**Stored items:**
----------------

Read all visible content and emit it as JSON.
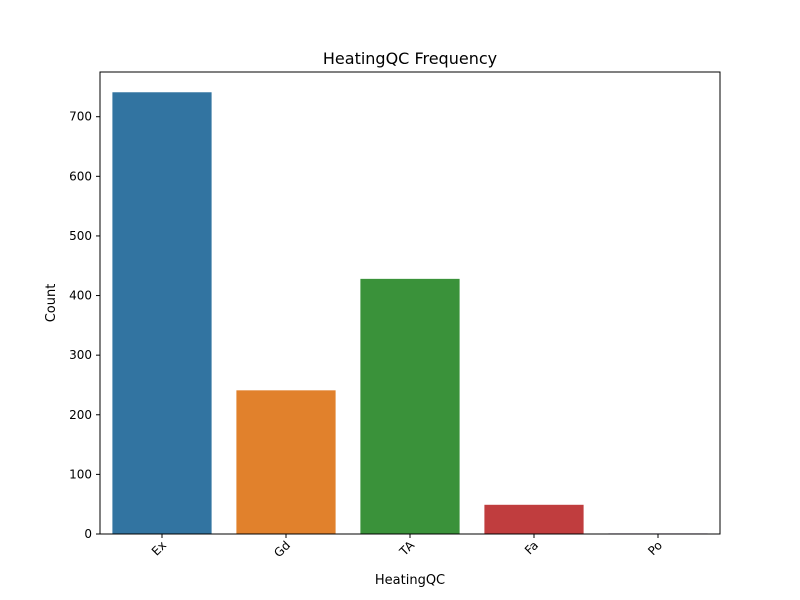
{
  "chart_data": {
    "type": "bar",
    "title": "HeatingQC Frequency",
    "xlabel": "HeatingQC",
    "ylabel": "Count",
    "categories": [
      "Ex",
      "Gd",
      "TA",
      "Fa",
      "Po"
    ],
    "values": [
      741,
      241,
      428,
      49,
      1
    ],
    "colors": [
      "#3274a1",
      "#e1812c",
      "#3a923a",
      "#c03d3e",
      "#9372b2"
    ],
    "ylim": [
      0,
      775
    ],
    "yticks": [
      0,
      100,
      200,
      300,
      400,
      500,
      600,
      700
    ],
    "grid": false,
    "legend": "none",
    "x_tick_rotation": -45
  }
}
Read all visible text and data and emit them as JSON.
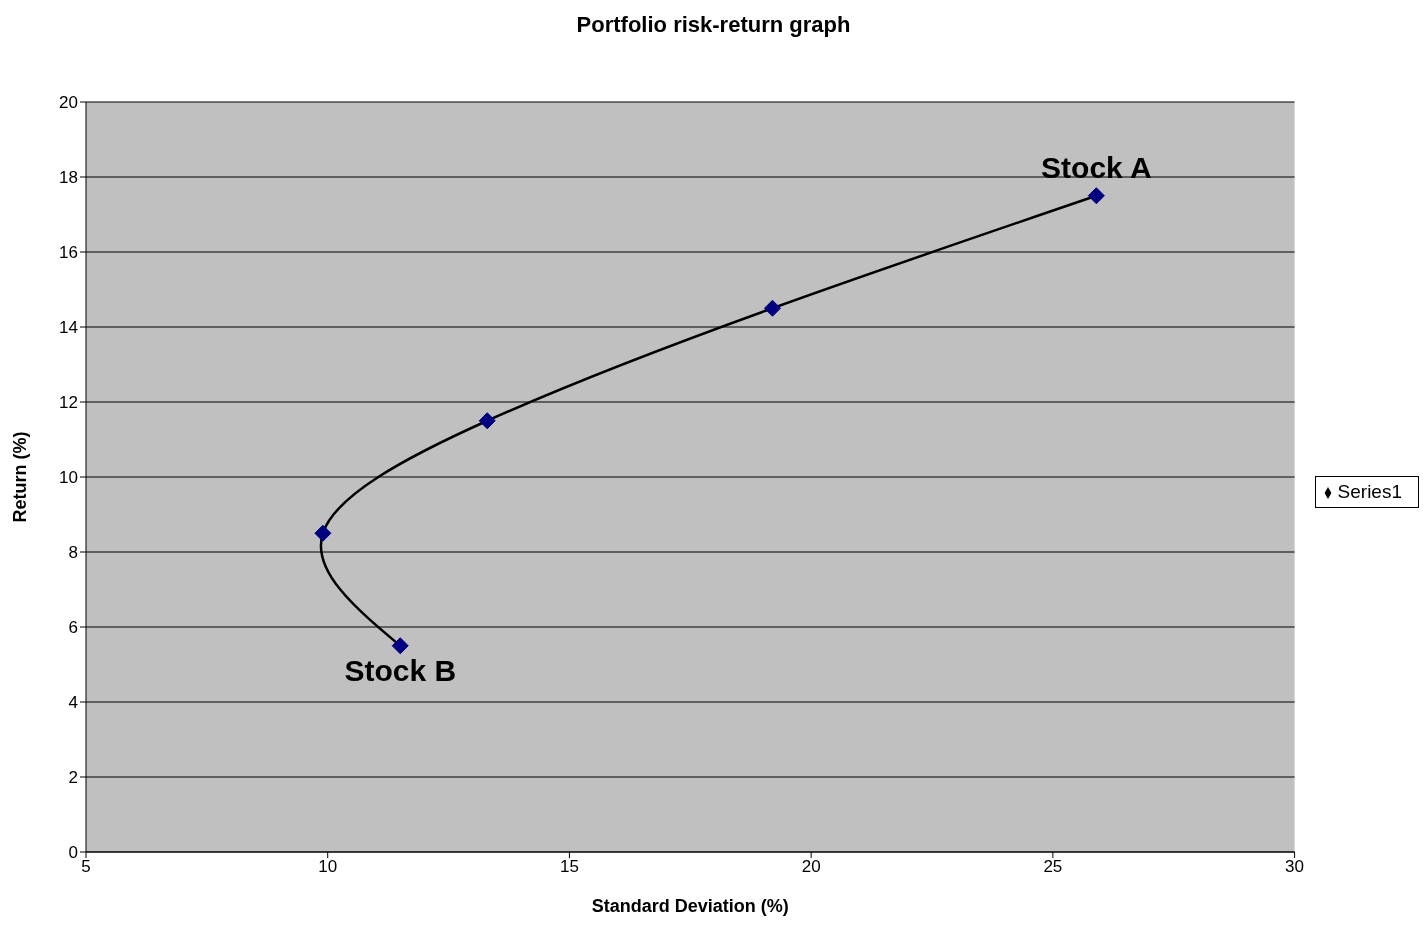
{
  "chart_data": {
    "type": "line",
    "title": "Portfolio risk-return graph",
    "xlabel": "Standard Deviation (%)",
    "ylabel": "Return (%)",
    "x": [
      11.5,
      9.9,
      13.3,
      19.2,
      25.9
    ],
    "series": [
      {
        "name": "Series1",
        "color": "#000080",
        "values": [
          5.5,
          8.5,
          11.5,
          14.5,
          17.5
        ]
      }
    ],
    "xlim": [
      5,
      30
    ],
    "xticks": [
      5,
      10,
      15,
      20,
      25,
      30
    ],
    "ylim": [
      0,
      20
    ],
    "yticks": [
      0,
      2,
      4,
      6,
      8,
      10,
      12,
      14,
      16,
      18,
      20
    ],
    "grid": "y",
    "legend": "right",
    "marker": "diamond",
    "line_style": "solid",
    "annotations": [
      {
        "text": "Stock A",
        "x": 25.9,
        "y": 17.5
      },
      {
        "text": "Stock B",
        "x": 11.5,
        "y": 5.5
      }
    ]
  }
}
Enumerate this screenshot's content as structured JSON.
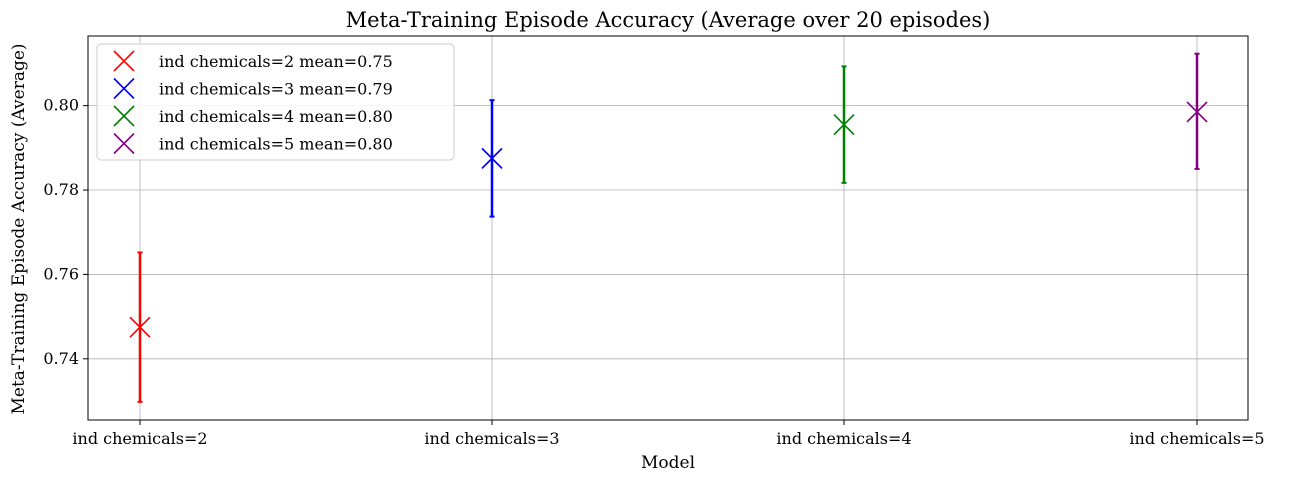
{
  "chart_data": {
    "type": "scatter",
    "title": "Meta-Training Episode Accuracy (Average over 20 episodes)",
    "xlabel": "Model",
    "ylabel": "Meta-Training Episode Accuracy (Average)",
    "categories": [
      "ind chemicals=2",
      "ind chemicals=3",
      "ind chemicals=4",
      "ind chemicals=5"
    ],
    "ylim": [
      0.7255,
      0.8165
    ],
    "yticks": [
      0.74,
      0.76,
      0.78,
      0.8
    ],
    "ytick_labels": [
      "0.74",
      "0.76",
      "0.78",
      "0.80"
    ],
    "grid": true,
    "legend_position": "upper-left",
    "marker": "x",
    "series": [
      {
        "name": "ind chemicals=2 mean=0.75",
        "category": "ind chemicals=2",
        "value": 0.7475,
        "error_low": 0.7298,
        "error_high": 0.7652,
        "color": "#ff0000"
      },
      {
        "name": "ind chemicals=3 mean=0.79",
        "category": "ind chemicals=3",
        "value": 0.7875,
        "error_low": 0.7737,
        "error_high": 0.8013,
        "color": "#0000ff"
      },
      {
        "name": "ind chemicals=4 mean=0.80",
        "category": "ind chemicals=4",
        "value": 0.7955,
        "error_low": 0.7817,
        "error_high": 0.8093,
        "color": "#008000"
      },
      {
        "name": "ind chemicals=5 mean=0.80",
        "category": "ind chemicals=5",
        "value": 0.7985,
        "error_low": 0.785,
        "error_high": 0.8123,
        "color": "#800080"
      }
    ]
  }
}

----------------

**EXERCISE INSTRUCTIONS:** The pictures in the entries should be left out; output everything else exactly.

**TASK RESPONSE:**
Read all visible content and emit it as JSON.
{
  "chart_data": {
    "type": "bar",
    "title": "HeatingQC Frequency",
    "xlabel": "HeatingQC",
    "ylabel": "Count",
    "categories": [
      "Ex",
      "Gd",
      "TA",
      "Fa",
      "Po"
    ],
    "values": [
      741,
      241,
      428,
      49,
      1
    ],
    "colors": [
      "#3274a1",
      "#e1812c",
      "#3a923a",
      "#c03d3e",
      "#9372b2"
    ],
    "ylim": [
      0,
      775
    ],
    "yticks": [
      0,
      100,
      200,
      300,
      400,
      500,
      600,
      700
    ],
    "grid": false,
    "legend": "none",
    "x_tick_rotation": -45
  }
}
Read all visible text and data and emit them as JSON.
{
  "chart_data": {
    "type": "line",
    "title": "Portfolio risk-return graph",
    "xlabel": "Standard Deviation (%)",
    "ylabel": "Return (%)",
    "x": [
      11.5,
      9.9,
      13.3,
      19.2,
      25.9
    ],
    "series": [
      {
        "name": "Series1",
        "color": "#000080",
        "values": [
          5.5,
          8.5,
          11.5,
          14.5,
          17.5
        ]
      }
    ],
    "xlim": [
      5,
      30
    ],
    "xticks": [
      5,
      10,
      15,
      20,
      25,
      30
    ],
    "ylim": [
      0,
      20
    ],
    "yticks": [
      0,
      2,
      4,
      6,
      8,
      10,
      12,
      14,
      16,
      18,
      20
    ],
    "grid": "y",
    "legend": "right",
    "marker": "diamond",
    "line_style": "solid",
    "annotations": [
      {
        "text": "Stock A",
        "x": 25.9,
        "y": 17.5
      },
      {
        "text": "Stock B",
        "x": 11.5,
        "y": 5.5
      }
    ]
  }
}
Enumerate this screenshot's content as structured JSON.
{
  "chart_data": {
    "type": "scatter",
    "title": "Meta-Training Episode Accuracy (Average over 20 episodes)",
    "xlabel": "Model",
    "ylabel": "Meta-Training Episode Accuracy (Average)",
    "categories": [
      "ind chemicals=2",
      "ind chemicals=3",
      "ind chemicals=4",
      "ind chemicals=5"
    ],
    "ylim": [
      0.7255,
      0.8165
    ],
    "yticks": [
      0.74,
      0.76,
      0.78,
      0.8
    ],
    "ytick_labels": [
      "0.74",
      "0.76",
      "0.78",
      "0.80"
    ],
    "grid": true,
    "legend_position": "upper-left",
    "marker": "x",
    "series": [
      {
        "name": "ind chemicals=2 mean=0.75",
        "category": "ind chemicals=2",
        "value": 0.7475,
        "error_low": 0.7298,
        "error_high": 0.7652,
        "color": "#ff0000"
      },
      {
        "name": "ind chemicals=3 mean=0.79",
        "category": "ind chemicals=3",
        "value": 0.7875,
        "error_low": 0.7737,
        "error_high": 0.8013,
        "color": "#0000ff"
      },
      {
        "name": "ind chemicals=4 mean=0.80",
        "category": "ind chemicals=4",
        "value": 0.7955,
        "error_low": 0.7817,
        "error_high": 0.8093,
        "color": "#008000"
      },
      {
        "name": "ind chemicals=5 mean=0.80",
        "category": "ind chemicals=5",
        "value": 0.7985,
        "error_low": 0.785,
        "error_high": 0.8123,
        "color": "#800080"
      }
    ]
  }
}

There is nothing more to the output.